Stated exercise: In the material below, list every line carrying the string "Asie".

Data shown:
/---

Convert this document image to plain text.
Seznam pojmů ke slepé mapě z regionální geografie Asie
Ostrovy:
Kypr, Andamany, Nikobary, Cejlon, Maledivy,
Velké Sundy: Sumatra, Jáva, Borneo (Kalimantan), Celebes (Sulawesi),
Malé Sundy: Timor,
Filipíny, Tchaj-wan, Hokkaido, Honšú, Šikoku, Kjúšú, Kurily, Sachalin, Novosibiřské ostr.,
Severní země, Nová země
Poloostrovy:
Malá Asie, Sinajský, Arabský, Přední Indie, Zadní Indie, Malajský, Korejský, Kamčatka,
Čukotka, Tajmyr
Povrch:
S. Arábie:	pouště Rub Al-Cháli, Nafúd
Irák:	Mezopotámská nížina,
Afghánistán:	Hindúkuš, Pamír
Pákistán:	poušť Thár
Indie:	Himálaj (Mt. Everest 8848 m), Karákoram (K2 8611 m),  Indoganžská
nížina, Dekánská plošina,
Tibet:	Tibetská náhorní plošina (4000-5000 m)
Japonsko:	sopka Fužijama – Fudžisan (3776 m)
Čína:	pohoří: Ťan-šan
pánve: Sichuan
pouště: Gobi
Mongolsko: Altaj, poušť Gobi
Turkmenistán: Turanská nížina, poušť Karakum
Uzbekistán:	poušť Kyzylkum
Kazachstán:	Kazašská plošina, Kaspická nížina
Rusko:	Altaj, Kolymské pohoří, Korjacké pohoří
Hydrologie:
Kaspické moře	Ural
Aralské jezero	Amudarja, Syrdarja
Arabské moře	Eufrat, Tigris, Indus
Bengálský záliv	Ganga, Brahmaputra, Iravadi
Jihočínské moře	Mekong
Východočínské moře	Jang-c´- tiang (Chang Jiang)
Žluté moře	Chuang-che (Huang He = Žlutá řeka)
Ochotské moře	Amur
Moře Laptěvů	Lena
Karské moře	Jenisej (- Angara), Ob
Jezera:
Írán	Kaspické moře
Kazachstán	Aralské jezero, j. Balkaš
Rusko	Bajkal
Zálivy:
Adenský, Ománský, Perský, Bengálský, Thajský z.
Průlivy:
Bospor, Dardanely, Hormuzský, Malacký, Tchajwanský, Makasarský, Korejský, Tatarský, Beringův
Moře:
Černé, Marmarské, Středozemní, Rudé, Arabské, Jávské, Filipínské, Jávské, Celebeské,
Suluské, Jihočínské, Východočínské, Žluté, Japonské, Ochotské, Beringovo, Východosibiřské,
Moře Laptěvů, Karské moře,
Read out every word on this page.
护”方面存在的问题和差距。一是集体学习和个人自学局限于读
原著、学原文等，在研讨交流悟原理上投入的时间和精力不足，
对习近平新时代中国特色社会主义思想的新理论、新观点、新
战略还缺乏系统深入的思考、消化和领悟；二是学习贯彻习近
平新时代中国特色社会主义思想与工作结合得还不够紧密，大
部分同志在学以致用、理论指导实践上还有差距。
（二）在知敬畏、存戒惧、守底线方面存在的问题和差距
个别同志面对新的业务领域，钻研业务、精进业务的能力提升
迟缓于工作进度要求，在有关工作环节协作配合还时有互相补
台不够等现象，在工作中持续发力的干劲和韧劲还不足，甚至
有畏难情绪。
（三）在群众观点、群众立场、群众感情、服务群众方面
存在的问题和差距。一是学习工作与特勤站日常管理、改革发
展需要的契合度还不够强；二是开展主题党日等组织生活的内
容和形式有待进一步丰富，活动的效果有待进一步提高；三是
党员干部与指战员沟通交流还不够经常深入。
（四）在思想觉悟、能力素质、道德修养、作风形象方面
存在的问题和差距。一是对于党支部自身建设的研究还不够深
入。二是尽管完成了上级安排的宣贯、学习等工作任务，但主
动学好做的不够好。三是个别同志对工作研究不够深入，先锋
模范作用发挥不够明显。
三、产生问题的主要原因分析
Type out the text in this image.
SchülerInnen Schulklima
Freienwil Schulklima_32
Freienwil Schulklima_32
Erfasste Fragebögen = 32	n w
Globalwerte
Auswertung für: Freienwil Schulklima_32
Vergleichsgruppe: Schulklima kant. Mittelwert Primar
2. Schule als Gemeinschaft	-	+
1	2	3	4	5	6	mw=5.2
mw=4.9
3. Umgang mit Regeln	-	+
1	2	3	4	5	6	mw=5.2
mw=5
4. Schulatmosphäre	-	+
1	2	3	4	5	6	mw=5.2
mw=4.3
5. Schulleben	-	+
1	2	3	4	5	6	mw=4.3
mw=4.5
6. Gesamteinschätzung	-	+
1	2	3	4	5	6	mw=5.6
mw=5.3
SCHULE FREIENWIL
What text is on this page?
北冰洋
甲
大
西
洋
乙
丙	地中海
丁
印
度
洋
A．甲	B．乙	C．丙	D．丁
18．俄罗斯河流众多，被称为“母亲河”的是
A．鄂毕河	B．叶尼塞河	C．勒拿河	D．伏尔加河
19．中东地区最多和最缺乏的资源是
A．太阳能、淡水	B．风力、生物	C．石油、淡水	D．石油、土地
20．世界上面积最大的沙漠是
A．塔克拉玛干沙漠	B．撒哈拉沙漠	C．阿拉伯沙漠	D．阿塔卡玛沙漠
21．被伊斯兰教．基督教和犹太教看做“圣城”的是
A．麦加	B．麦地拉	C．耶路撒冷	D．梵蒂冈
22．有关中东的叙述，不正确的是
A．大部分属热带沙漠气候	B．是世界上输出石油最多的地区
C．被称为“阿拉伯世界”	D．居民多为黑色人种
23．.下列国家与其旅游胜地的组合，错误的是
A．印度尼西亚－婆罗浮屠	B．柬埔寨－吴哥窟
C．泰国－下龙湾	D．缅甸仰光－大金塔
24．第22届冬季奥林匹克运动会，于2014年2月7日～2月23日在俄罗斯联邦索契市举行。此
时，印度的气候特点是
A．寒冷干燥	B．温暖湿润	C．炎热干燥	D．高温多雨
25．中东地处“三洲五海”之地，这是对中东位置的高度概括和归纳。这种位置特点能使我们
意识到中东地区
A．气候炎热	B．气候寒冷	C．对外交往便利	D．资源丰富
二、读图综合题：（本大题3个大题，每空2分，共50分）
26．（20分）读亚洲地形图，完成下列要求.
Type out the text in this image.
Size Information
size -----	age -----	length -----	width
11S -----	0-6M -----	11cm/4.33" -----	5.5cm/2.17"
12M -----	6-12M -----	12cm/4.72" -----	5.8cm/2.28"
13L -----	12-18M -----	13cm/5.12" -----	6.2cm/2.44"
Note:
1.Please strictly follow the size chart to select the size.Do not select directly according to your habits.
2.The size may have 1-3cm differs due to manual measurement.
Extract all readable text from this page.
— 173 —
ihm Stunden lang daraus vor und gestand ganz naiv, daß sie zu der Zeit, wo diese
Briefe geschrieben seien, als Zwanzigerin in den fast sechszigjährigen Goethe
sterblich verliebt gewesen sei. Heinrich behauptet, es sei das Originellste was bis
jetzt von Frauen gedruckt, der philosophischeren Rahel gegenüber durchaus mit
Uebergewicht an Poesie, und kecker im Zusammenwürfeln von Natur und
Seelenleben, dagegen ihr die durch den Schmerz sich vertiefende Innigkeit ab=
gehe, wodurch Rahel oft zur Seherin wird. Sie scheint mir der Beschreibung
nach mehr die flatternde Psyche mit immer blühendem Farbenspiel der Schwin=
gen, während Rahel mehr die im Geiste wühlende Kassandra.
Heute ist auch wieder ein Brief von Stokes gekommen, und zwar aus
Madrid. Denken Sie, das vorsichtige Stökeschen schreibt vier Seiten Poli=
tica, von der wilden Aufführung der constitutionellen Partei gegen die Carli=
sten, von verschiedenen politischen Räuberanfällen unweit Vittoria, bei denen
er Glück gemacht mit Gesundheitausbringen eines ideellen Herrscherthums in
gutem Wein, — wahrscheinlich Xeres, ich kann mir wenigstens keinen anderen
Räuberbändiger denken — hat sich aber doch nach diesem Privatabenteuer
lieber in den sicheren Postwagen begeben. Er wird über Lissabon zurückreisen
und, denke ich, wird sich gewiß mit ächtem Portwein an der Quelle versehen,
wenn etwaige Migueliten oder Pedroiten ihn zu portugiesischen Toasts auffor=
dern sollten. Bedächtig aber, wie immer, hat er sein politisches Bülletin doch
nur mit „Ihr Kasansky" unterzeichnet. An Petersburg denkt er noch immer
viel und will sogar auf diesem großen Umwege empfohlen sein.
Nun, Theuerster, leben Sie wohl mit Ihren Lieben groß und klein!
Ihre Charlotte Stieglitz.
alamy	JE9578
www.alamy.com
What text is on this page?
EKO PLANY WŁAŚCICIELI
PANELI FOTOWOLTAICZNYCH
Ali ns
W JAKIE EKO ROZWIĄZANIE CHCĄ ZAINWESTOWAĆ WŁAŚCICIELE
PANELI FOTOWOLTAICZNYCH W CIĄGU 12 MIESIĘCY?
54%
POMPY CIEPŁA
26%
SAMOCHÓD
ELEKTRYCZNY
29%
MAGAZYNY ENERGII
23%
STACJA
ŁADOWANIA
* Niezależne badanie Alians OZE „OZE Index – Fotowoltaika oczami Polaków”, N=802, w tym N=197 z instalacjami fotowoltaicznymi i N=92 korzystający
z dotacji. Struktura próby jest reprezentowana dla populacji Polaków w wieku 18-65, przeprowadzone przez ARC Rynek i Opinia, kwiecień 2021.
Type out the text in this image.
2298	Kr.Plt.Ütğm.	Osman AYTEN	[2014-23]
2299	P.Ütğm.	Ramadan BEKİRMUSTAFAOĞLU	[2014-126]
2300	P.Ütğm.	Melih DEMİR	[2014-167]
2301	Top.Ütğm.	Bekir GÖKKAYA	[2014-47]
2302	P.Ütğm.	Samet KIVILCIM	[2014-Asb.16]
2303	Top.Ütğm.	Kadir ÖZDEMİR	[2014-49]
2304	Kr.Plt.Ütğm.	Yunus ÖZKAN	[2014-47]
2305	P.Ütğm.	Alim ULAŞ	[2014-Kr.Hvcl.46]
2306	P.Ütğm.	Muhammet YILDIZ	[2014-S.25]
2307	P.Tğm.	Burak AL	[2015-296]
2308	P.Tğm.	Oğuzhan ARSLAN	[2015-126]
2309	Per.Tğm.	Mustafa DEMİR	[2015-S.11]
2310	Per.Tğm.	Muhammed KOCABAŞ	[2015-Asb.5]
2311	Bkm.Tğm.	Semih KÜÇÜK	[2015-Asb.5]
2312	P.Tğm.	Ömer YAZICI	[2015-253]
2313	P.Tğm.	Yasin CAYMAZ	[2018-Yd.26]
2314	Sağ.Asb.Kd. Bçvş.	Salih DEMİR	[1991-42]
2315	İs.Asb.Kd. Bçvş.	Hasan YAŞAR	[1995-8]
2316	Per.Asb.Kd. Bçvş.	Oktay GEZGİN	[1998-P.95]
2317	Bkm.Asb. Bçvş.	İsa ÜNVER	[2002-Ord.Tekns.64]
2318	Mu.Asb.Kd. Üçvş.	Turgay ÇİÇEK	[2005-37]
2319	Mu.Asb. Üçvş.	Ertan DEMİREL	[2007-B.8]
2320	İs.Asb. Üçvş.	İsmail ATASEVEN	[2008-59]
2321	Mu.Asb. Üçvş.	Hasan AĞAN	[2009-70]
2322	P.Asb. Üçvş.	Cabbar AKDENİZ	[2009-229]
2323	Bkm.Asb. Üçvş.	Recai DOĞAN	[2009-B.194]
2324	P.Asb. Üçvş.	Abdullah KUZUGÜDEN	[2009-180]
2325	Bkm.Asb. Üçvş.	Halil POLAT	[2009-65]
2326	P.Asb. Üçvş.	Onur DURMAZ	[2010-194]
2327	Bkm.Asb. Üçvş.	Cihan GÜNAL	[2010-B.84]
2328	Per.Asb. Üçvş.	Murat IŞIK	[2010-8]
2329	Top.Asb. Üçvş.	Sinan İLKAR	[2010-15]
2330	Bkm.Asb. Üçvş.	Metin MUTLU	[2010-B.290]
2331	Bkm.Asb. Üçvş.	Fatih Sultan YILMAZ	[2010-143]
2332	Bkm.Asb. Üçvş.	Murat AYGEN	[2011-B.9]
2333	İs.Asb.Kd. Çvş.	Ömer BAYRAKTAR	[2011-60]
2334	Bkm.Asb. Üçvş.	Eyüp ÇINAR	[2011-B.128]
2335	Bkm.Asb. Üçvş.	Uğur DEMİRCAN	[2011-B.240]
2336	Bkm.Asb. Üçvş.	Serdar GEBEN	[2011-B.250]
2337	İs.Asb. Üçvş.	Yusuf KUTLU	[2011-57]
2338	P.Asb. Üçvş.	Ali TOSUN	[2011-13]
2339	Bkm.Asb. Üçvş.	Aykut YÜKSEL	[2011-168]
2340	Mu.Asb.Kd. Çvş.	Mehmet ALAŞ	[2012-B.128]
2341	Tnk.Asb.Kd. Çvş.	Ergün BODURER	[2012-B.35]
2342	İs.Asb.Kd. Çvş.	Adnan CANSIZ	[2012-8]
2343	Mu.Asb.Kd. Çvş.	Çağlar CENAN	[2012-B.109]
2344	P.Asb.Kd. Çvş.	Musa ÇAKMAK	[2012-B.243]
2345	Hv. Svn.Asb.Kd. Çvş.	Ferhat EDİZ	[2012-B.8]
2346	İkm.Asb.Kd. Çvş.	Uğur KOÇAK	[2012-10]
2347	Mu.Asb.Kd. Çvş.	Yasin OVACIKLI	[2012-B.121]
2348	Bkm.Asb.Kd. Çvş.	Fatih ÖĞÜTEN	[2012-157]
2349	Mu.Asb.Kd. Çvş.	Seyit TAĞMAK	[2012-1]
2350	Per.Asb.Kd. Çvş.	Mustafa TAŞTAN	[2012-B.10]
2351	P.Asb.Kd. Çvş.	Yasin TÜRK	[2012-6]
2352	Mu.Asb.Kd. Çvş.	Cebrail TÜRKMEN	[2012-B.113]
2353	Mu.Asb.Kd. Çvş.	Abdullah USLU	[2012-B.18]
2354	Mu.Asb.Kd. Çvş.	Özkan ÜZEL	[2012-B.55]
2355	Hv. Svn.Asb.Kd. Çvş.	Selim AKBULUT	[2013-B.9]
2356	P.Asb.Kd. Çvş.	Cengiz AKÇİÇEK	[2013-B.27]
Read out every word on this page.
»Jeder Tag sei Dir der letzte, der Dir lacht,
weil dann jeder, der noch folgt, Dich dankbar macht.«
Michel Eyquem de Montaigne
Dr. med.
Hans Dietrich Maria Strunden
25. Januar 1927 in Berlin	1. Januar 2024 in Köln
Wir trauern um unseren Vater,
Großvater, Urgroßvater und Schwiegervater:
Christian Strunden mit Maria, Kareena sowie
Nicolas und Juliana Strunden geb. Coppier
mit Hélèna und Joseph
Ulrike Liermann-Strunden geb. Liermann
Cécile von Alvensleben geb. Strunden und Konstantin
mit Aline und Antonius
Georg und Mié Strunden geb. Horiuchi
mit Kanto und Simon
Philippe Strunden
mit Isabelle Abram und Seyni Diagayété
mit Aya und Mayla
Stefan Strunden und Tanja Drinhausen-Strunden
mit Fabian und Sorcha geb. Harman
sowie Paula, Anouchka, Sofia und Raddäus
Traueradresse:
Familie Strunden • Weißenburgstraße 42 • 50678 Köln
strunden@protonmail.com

\---

Reply:
Seznam pojmů ke slepé mapě z regionální geografie Asie
Malá Asie, Sinajský, Arabský, Přední Indie, Zadní Indie, Malajský, Korejský, Kamčatka,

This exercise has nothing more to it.